| WHAT YOU ARE ASKED TO DO |
Repeat the listing below in full, exactly as it stands.

| Stored data entries |

'''

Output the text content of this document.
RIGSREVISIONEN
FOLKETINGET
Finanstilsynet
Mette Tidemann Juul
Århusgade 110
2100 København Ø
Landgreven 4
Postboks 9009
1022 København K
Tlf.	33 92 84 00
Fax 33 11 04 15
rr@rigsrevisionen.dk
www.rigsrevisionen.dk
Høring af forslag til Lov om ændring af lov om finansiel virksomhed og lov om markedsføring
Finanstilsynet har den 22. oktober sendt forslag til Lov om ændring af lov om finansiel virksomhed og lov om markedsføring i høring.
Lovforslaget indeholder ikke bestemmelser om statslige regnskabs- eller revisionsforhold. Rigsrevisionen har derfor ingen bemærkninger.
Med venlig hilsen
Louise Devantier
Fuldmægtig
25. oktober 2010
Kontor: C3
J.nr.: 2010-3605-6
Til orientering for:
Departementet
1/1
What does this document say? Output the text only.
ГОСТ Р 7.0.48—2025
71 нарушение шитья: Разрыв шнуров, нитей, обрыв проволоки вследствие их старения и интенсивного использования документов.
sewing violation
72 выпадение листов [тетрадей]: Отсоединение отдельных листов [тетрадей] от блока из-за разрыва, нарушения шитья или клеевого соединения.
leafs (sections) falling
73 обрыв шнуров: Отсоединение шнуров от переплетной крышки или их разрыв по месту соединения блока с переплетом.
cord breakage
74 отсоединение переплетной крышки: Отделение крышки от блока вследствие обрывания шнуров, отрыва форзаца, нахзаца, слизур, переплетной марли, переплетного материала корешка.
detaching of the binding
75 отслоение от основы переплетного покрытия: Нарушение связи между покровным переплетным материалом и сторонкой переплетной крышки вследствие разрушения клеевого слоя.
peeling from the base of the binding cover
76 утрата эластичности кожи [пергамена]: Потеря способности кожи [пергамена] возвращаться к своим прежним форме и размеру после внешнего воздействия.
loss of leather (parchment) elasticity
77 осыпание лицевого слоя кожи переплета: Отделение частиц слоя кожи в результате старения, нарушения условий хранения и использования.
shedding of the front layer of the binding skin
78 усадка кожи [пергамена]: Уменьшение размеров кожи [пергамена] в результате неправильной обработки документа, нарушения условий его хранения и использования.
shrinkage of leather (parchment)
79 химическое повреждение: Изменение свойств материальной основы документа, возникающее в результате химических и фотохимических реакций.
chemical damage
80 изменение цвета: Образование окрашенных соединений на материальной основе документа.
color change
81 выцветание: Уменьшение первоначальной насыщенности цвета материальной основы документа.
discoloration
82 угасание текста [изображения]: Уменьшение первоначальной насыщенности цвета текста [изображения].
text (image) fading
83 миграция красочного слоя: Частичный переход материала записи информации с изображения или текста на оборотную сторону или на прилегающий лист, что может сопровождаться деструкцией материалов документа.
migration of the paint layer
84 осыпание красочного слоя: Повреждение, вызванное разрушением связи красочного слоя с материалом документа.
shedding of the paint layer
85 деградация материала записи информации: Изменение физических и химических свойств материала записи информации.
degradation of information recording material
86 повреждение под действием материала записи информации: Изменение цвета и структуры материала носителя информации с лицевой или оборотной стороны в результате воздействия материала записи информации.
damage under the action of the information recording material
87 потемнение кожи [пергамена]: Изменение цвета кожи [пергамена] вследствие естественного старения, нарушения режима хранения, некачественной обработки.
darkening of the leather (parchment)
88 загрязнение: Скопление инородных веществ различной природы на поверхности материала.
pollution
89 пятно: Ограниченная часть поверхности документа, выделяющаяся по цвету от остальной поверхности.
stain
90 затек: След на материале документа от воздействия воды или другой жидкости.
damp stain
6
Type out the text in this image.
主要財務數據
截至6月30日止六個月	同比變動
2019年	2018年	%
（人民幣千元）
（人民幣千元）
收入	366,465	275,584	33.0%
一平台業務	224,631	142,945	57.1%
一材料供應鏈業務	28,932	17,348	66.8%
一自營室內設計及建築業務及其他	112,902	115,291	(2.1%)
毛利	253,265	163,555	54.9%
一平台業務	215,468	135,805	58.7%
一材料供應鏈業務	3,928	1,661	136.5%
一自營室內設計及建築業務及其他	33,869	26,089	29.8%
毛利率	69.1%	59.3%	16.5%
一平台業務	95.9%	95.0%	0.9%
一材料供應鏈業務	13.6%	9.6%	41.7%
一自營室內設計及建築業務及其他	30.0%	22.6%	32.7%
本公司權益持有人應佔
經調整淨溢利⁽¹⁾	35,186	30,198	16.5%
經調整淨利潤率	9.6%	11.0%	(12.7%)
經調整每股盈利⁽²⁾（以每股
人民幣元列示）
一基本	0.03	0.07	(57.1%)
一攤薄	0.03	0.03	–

'''

| EXERCISE ANSWER |
Output the text content of this document.
RIGSREVISIONEN
FOLKETINGET
Finanstilsynet
Mette Tidemann Juul
Århusgade 110
2100 København Ø
Landgreven 4
Postboks 9009
1022 København K
Tlf.	33 92 84 00
Fax 33 11 04 15
rr@rigsrevisionen.dk
www.rigsrevisionen.dk
Høring af forslag til Lov om ændring af lov om finansiel virksomhed og lov om markedsføring
Finanstilsynet har den 22. oktober sendt forslag til Lov om ændring af lov om finansiel virksomhed og lov om markedsføring i høring.
Lovforslaget indeholder ikke bestemmelser om statslige regnskabs- eller revisionsforhold. Rigsrevisionen har derfor ingen bemærkninger.
Med venlig hilsen
Louise Devantier
Fuldmægtig
25. oktober 2010
Kontor: C3
J.nr.: 2010-3605-6
Til orientering for:
Departementet
1/1
What does this document say? Output the text only.
ГОСТ Р 7.0.48—2025
71 нарушение шитья: Разрыв шнуров, нитей, обрыв проволоки вследствие их старения и интенсивного использования документов.
sewing violation
72 выпадение листов [тетрадей]: Отсоединение отдельных листов [тетрадей] от блока из-за разрыва, нарушения шитья или клеевого соединения.
leafs (sections) falling
73 обрыв шнуров: Отсоединение шнуров от переплетной крышки или их разрыв по месту соединения блока с переплетом.
cord breakage
74 отсоединение переплетной крышки: Отделение крышки от блока вследствие обрывания шнуров, отрыва форзаца, нахзаца, слизур, переплетной марли, переплетного материала корешка.
detaching of the binding
75 отслоение от основы переплетного покрытия: Нарушение связи между покровным переплетным материалом и сторонкой переплетной крышки вследствие разрушения клеевого слоя.
peeling from the base of the binding cover
76 утрата эластичности кожи [пергамена]: Потеря способности кожи [пергамена] возвращаться к своим прежним форме и размеру после внешнего воздействия.
loss of leather (parchment) elasticity
77 осыпание лицевого слоя кожи переплета: Отделение частиц слоя кожи в результате старения, нарушения условий хранения и использования.
shedding of the front layer of the binding skin
78 усадка кожи [пергамена]: Уменьшение размеров кожи [пергамена] в результате неправильной обработки документа, нарушения условий его хранения и использования.
shrinkage of leather (parchment)
79 химическое повреждение: Изменение свойств материальной основы документа, возникающее в результате химических и фотохимических реакций.
chemical damage
80 изменение цвета: Образование окрашенных соединений на материальной основе документа.
color change
81 выцветание: Уменьшение первоначальной насыщенности цвета материальной основы документа.
discoloration
82 угасание текста [изображения]: Уменьшение первоначальной насыщенности цвета текста [изображения].
text (image) fading
83 миграция красочного слоя: Частичный переход материала записи информации с изображения или текста на оборотную сторону или на прилегающий лист, что может сопровождаться деструкцией материалов документа.
migration of the paint layer
84 осыпание красочного слоя: Повреждение, вызванное разрушением связи красочного слоя с материалом документа.
shedding of the paint layer
85 деградация материала записи информации: Изменение физических и химических свойств материала записи информации.
degradation of information recording material
86 повреждение под действием материала записи информации: Изменение цвета и структуры материала носителя информации с лицевой или оборотной стороны в результате воздействия материала записи информации.
damage under the action of the information recording material
87 потемнение кожи [пергамена]: Изменение цвета кожи [пергамена] вследствие естественного старения, нарушения режима хранения, некачественной обработки.
darkening of the leather (parchment)
88 загрязнение: Скопление инородных веществ различной природы на поверхности материала.
pollution
89 пятно: Ограниченная часть поверхности документа, выделяющаяся по цвету от остальной поверхности.
stain
90 затек: След на материале документа от воздействия воды или другой жидкости.
damp stain
6
Type out the text in this image.
主要財務數據
截至6月30日止六個月	同比變動
2019年	2018年	%
（人民幣千元）
（人民幣千元）
收入	366,465	275,584	33.0%
一平台業務	224,631	142,945	57.1%
一材料供應鏈業務	28,932	17,348	66.8%
一自營室內設計及建築業務及其他	112,902	115,291	(2.1%)
毛利	253,265	163,555	54.9%
一平台業務	215,468	135,805	58.7%
一材料供應鏈業務	3,928	1,661	136.5%
一自營室內設計及建築業務及其他	33,869	26,089	29.8%
毛利率	69.1%	59.3%	16.5%
一平台業務	95.9%	95.0%	0.9%
一材料供應鏈業務	13.6%	9.6%	41.7%
一自營室內設計及建築業務及其他	30.0%	22.6%	32.7%
本公司權益持有人應佔
經調整淨溢利⁽¹⁾	35,186	30,198	16.5%
經調整淨利潤率	9.6%	11.0%	(12.7%)
經調整每股盈利⁽²⁾（以每股
人民幣元列示）
一基本	0.03	0.07	(57.1%)
一攤薄	0.03	0.03	–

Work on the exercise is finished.